▶ **STATED TASK**
Render every entry verbatim.

▶ **EXERCISE MATERIALS**
»»
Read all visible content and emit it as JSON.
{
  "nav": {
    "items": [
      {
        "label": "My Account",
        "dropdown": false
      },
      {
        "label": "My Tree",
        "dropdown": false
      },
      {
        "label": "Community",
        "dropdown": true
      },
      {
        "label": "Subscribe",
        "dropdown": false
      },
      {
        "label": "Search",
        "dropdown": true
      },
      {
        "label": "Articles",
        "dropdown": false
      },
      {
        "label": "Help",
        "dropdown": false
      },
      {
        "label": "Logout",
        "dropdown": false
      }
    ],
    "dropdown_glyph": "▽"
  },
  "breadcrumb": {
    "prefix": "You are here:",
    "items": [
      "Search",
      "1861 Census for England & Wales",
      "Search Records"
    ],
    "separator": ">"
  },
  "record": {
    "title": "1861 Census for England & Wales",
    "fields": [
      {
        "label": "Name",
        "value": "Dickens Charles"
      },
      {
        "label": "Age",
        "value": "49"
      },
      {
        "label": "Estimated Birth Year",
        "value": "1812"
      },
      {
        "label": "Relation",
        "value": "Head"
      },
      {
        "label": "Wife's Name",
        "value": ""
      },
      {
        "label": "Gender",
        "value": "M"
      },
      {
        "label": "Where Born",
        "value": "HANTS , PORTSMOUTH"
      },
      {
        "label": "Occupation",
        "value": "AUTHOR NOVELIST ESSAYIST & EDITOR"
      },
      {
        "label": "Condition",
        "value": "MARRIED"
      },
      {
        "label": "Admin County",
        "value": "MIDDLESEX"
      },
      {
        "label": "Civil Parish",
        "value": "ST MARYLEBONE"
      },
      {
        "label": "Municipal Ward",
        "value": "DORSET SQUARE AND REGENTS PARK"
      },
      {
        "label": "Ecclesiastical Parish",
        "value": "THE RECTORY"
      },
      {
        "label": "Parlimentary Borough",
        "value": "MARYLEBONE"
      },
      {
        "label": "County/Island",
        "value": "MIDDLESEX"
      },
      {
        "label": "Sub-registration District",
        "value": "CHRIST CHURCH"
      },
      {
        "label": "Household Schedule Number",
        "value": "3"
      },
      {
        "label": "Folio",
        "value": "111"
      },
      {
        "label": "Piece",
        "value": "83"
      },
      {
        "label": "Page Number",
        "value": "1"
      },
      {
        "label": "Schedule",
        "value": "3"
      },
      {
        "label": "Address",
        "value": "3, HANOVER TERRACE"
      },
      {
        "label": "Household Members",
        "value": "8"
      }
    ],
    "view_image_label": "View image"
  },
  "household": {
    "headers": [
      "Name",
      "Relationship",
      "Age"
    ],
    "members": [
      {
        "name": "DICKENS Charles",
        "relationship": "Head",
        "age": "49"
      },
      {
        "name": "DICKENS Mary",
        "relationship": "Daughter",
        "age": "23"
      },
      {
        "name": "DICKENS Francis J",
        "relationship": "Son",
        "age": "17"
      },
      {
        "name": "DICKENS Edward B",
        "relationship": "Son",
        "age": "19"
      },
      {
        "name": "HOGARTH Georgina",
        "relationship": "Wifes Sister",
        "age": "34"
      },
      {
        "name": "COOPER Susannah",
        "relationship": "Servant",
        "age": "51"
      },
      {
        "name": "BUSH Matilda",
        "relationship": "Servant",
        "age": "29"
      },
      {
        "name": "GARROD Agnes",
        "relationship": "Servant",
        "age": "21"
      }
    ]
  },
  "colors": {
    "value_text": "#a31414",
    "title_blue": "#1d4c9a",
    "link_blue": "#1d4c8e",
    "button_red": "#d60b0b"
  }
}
««
▶ **RESPONSE FOR THIS EXERCISE**
Read all visible content and emit it as JSON.
{
  "nav": {
    "items": [
      {
        "label": "My Account",
        "dropdown": false
      },
      {
        "label": "My Tree",
        "dropdown": false
      },
      {
        "label": "Community",
        "dropdown": true
      },
      {
        "label": "Subscribe",
        "dropdown": false
      },
      {
        "label": "Search",
        "dropdown": true
      },
      {
        "label": "Articles",
        "dropdown": false
      },
      {
        "label": "Help",
        "dropdown": false
      },
      {
        "label": "Logout",
        "dropdown": false
      }
    ],
    "dropdown_glyph": "▽"
  },
  "breadcrumb": {
    "prefix": "You are here:",
    "items": [
      "Search",
      "1861 Census for England & Wales",
      "Search Records"
    ],
    "separator": ">"
  },
  "record": {
    "title": "1861 Census for England & Wales",
    "fields": [
      {
        "label": "Name",
        "value": "Dickens Charles"
      },
      {
        "label": "Age",
        "value": "49"
      },
      {
        "label": "Estimated Birth Year",
        "value": "1812"
      },
      {
        "label": "Relation",
        "value": "Head"
      },
      {
        "label": "Wife's Name",
        "value": ""
      },
      {
        "label": "Gender",
        "value": "M"
      },
      {
        "label": "Where Born",
        "value": "HANTS , PORTSMOUTH"
      },
      {
        "label": "Occupation",
        "value": "AUTHOR NOVELIST ESSAYIST & EDITOR"
      },
      {
        "label": "Condition",
        "value": "MARRIED"
      },
      {
        "label": "Admin County",
        "value": "MIDDLESEX"
      },
      {
        "label": "Civil Parish",
        "value": "ST MARYLEBONE"
      },
      {
        "label": "Municipal Ward",
        "value": "DORSET SQUARE AND REGENTS PARK"
      },
      {
        "label": "Ecclesiastical Parish",
        "value": "THE RECTORY"
      },
      {
        "label": "Parlimentary Borough",
        "value": "MARYLEBONE"
      },
      {
        "label": "County/Island",
        "value": "MIDDLESEX"
      },
      {
        "label": "Sub-registration District",
        "value": "CHRIST CHURCH"
      },
      {
        "label": "Household Schedule Number",
        "value": "3"
      },
      {
        "label": "Folio",
        "value": "111"
      },
      {
        "label": "Piece",
        "value": "83"
      },
      {
        "label": "Page Number",
        "value": "1"
      },
      {
        "label": "Schedule",
        "value": "3"
      },
      {
        "label": "Address",
        "value": "3, HANOVER TERRACE"
      },
      {
        "label": "Household Members",
        "value": "8"
      }
    ],
    "view_image_label": "View image"
  },
  "household": {
    "headers": [
      "Name",
      "Relationship",
      "Age"
    ],
    "members": [
      {
        "name": "DICKENS Charles",
        "relationship": "Head",
        "age": "49"
      },
      {
        "name": "DICKENS Mary",
        "relationship": "Daughter",
        "age": "23"
      },
      {
        "name": "DICKENS Francis J",
        "relationship": "Son",
        "age": "17"
      },
      {
        "name": "DICKENS Edward B",
        "relationship": "Son",
        "age": "19"
      },
      {
        "name": "HOGARTH Georgina",
        "relationship": "Wifes Sister",
        "age": "34"
      },
      {
        "name": "COOPER Susannah",
        "relationship": "Servant",
        "age": "51"
      },
      {
        "name": "BUSH Matilda",
        "relationship": "Servant",
        "age": "29"
      },
      {
        "name": "GARROD Agnes",
        "relationship": "Servant",
        "age": "21"
      }
    ]
  },
  "colors": {
    "value_text": "#a31414",
    "title_blue": "#1d4c9a",
    "link_blue": "#1d4c8e",
    "button_red": "#d60b0b"
  }
}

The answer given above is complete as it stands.